— WHAT TO WORK ON —
Read the listing below and copy out every line that holds "Number".

[Entries with figure data]
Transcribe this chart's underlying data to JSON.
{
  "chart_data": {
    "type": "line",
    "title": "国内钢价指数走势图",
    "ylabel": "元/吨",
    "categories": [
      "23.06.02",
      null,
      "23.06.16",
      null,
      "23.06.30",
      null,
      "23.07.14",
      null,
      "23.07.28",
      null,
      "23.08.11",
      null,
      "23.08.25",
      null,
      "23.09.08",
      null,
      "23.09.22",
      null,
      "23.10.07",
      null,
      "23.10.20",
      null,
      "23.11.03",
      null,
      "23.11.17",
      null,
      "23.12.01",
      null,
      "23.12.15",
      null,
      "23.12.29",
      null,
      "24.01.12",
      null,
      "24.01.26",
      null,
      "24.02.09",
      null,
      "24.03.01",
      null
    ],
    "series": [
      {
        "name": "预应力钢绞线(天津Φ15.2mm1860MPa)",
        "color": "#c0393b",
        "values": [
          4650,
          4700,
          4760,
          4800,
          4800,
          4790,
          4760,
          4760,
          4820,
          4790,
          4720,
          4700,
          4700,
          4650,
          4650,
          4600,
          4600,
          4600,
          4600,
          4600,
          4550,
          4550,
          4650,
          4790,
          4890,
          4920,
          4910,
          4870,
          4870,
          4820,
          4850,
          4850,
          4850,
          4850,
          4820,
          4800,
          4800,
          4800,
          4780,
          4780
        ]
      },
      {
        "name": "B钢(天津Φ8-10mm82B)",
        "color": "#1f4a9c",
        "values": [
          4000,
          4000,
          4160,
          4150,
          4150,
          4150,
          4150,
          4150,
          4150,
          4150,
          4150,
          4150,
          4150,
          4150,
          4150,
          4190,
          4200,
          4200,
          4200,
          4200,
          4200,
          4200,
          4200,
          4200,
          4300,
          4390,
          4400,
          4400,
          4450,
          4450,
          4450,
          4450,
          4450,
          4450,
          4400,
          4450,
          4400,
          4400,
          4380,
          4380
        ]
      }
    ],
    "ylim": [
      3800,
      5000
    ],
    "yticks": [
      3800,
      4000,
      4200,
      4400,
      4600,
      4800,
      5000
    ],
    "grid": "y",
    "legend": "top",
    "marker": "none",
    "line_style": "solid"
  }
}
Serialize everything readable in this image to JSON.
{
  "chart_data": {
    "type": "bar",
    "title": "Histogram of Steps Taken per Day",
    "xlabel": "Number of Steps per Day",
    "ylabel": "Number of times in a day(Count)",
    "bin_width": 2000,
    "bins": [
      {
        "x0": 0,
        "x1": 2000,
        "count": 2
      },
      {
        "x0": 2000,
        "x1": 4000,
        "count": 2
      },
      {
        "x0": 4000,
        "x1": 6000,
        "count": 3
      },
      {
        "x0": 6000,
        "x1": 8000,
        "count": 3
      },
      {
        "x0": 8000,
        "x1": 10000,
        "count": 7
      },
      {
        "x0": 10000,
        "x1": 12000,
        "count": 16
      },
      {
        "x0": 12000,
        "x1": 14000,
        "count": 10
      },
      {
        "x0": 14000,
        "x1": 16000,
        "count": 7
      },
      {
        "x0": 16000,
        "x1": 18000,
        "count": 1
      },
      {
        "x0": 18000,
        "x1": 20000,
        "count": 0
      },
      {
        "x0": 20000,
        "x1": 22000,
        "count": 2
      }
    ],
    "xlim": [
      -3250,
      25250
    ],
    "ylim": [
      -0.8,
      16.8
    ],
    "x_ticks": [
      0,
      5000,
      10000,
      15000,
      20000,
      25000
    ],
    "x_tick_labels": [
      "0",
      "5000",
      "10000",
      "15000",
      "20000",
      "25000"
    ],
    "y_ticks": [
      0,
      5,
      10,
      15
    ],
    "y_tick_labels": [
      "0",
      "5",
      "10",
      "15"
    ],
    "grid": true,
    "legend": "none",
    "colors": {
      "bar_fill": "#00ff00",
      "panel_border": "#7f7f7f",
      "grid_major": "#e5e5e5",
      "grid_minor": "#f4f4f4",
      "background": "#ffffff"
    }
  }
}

— OUTPUT FOR THIS TASK —
    "xlabel": "Number of Steps per Day",
    "ylabel": "Number of times in a day(Count)",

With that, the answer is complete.